(Items listed in a dataset)
%%

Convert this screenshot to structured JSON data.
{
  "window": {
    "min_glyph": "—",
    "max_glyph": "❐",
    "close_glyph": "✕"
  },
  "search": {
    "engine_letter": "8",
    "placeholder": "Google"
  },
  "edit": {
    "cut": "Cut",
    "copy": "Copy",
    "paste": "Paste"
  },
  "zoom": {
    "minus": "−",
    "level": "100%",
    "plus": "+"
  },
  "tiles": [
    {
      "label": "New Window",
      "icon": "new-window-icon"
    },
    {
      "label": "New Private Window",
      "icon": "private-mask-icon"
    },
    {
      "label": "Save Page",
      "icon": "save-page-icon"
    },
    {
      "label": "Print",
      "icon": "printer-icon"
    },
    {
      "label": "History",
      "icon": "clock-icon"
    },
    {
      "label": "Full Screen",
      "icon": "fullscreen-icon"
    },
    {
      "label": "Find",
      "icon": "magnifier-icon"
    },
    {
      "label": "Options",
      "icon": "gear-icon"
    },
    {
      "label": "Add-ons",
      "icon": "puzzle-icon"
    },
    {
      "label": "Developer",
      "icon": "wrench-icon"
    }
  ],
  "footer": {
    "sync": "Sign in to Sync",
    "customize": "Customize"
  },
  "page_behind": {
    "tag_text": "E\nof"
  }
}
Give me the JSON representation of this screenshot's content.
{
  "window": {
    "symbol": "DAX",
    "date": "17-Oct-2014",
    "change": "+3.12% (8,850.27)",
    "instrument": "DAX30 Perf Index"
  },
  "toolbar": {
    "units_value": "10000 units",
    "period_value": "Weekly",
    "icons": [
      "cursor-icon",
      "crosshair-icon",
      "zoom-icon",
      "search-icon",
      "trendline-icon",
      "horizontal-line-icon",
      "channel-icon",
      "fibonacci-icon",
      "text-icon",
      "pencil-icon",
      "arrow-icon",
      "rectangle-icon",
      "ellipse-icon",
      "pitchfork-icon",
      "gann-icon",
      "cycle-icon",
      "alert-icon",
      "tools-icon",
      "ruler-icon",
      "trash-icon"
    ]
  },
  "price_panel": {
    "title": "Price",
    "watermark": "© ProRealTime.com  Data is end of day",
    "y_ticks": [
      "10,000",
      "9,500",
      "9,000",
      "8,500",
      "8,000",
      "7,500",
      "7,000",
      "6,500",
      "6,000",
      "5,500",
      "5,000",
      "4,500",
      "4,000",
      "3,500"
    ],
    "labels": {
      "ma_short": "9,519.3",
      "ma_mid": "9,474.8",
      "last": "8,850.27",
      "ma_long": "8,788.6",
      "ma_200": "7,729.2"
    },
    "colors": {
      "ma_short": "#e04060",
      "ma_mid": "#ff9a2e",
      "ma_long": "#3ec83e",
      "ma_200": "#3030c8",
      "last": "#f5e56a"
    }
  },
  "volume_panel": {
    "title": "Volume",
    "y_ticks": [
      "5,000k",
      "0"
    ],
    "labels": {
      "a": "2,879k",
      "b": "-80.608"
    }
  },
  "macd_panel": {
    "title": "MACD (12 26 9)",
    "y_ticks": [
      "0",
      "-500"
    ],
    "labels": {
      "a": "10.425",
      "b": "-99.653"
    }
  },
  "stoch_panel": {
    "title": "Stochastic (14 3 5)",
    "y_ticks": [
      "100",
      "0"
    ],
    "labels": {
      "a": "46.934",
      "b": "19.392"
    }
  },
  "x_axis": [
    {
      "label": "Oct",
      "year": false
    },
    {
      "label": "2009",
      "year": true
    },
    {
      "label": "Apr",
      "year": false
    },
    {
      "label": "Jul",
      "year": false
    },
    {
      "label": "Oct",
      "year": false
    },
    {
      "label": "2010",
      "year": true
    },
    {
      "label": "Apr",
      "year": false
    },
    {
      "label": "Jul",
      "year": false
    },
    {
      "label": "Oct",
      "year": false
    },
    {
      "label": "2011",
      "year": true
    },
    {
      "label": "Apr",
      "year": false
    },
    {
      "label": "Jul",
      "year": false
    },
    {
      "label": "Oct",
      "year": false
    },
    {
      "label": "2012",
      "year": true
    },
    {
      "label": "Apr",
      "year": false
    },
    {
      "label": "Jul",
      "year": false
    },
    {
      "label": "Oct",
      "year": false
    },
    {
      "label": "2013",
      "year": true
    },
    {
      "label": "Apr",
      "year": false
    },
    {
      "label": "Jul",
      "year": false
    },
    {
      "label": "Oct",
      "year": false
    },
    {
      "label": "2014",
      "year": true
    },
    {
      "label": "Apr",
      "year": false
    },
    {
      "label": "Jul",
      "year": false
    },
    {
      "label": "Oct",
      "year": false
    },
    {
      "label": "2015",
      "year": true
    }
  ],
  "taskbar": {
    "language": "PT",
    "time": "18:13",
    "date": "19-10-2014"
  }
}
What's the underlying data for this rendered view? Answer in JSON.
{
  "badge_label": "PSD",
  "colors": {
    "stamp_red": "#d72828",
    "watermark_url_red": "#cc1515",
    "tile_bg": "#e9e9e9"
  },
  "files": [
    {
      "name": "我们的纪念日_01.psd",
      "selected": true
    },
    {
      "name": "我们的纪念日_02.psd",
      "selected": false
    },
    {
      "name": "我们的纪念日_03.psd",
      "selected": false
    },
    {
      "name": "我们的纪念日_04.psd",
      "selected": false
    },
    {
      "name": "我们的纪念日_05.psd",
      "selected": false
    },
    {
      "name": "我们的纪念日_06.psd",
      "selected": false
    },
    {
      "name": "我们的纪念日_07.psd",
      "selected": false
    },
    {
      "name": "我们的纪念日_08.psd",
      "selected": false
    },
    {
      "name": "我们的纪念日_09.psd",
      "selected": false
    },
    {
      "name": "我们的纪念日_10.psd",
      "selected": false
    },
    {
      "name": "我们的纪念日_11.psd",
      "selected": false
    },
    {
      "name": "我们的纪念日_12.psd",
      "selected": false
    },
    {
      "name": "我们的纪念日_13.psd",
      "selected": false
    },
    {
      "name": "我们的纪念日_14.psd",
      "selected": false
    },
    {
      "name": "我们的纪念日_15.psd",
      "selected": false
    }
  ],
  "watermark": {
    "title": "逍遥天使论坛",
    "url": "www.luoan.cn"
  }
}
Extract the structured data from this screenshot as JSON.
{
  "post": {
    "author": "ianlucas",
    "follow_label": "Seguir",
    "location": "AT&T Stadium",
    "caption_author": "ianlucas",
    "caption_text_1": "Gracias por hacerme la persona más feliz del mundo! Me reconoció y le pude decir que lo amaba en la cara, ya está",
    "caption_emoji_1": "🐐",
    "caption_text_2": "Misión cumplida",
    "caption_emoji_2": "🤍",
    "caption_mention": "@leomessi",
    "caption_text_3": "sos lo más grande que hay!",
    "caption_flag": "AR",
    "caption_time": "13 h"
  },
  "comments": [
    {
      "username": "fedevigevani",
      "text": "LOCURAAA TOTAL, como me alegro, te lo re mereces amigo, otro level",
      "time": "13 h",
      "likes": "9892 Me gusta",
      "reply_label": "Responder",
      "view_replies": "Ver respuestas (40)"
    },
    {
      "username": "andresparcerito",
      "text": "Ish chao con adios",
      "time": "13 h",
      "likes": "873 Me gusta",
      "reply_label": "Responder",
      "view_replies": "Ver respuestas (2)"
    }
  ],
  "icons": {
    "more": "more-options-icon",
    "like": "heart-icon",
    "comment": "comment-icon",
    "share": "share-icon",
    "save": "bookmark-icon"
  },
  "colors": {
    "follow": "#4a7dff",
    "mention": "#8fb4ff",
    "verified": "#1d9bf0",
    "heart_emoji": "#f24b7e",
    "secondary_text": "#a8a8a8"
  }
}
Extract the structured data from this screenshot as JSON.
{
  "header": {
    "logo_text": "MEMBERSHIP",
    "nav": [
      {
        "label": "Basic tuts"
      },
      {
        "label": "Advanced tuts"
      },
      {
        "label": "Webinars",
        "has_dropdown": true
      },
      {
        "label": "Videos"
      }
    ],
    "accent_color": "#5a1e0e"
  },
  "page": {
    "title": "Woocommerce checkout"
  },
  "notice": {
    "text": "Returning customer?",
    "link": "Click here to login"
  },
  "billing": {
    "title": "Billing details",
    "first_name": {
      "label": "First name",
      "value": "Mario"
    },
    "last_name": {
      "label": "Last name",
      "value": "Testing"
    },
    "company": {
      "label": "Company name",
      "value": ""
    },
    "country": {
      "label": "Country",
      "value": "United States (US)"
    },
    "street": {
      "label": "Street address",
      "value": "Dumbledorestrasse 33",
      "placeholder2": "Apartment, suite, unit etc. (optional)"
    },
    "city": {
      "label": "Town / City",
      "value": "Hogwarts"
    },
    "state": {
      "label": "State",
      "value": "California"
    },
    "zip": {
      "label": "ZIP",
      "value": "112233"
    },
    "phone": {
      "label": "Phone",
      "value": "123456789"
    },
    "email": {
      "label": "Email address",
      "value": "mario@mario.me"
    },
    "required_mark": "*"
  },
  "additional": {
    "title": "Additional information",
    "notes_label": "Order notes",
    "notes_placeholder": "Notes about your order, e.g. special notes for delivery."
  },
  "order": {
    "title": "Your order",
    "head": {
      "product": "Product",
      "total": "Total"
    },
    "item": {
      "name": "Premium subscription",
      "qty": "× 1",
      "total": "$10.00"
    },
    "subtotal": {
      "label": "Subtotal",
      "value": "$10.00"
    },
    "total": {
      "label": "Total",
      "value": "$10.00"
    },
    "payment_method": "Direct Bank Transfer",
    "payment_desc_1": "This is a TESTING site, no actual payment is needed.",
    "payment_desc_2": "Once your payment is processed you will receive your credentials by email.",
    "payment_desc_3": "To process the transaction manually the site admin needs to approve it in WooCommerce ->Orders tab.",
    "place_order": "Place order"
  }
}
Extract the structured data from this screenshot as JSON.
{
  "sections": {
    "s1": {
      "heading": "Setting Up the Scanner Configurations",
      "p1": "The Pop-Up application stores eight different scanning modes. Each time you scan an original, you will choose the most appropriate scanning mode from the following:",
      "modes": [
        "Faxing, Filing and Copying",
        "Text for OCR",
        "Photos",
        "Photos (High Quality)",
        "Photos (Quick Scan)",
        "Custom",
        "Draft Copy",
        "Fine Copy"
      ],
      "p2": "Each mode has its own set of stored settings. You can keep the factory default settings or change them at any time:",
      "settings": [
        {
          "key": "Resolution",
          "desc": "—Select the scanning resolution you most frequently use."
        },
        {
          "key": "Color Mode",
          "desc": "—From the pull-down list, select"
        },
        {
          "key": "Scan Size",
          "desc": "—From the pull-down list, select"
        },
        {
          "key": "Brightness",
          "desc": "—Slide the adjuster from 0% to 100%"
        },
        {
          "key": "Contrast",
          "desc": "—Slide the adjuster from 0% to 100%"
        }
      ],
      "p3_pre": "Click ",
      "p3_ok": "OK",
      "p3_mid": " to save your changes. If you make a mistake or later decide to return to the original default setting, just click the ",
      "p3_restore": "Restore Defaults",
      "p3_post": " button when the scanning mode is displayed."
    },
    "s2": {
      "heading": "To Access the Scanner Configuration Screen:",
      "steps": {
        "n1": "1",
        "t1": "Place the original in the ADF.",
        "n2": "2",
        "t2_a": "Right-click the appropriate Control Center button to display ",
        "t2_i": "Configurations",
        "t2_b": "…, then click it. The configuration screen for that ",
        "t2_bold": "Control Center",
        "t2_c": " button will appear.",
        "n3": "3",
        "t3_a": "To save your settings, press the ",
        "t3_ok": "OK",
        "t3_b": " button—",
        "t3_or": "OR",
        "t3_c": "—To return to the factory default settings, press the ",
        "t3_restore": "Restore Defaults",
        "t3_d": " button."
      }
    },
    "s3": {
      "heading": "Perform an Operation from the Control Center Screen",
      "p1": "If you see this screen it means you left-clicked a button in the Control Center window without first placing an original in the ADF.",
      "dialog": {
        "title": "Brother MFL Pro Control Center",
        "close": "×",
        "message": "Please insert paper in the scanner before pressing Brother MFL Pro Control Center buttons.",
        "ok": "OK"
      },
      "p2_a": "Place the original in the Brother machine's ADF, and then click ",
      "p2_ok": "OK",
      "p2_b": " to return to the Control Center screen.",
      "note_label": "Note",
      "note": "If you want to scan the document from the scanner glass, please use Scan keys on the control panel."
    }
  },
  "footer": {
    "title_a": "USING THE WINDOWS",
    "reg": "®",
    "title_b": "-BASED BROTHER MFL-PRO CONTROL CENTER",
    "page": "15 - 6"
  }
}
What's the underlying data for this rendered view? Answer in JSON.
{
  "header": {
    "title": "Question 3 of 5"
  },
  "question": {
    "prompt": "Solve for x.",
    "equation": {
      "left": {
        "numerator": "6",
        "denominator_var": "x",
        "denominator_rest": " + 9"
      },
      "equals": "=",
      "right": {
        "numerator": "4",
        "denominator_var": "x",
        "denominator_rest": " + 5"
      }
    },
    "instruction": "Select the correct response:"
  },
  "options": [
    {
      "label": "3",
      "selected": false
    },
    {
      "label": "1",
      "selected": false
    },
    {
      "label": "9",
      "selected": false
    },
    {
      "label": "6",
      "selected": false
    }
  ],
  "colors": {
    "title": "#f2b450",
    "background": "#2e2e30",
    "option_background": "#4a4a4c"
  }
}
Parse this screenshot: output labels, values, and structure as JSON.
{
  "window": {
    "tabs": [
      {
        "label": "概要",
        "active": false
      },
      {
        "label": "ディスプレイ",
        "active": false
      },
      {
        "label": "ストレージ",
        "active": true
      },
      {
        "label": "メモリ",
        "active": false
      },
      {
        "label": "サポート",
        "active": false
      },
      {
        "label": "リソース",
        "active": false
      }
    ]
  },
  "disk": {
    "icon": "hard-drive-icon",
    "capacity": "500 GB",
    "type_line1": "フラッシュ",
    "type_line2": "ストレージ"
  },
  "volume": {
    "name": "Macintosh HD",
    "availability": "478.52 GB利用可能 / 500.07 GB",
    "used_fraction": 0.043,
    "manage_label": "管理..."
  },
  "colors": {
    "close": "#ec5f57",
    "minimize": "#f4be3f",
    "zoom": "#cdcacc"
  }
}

%%

Search the data for the string "ianlucas" and copy each line where it appears.

    "author": "ianlucas",
    "caption_author": "ianlucas",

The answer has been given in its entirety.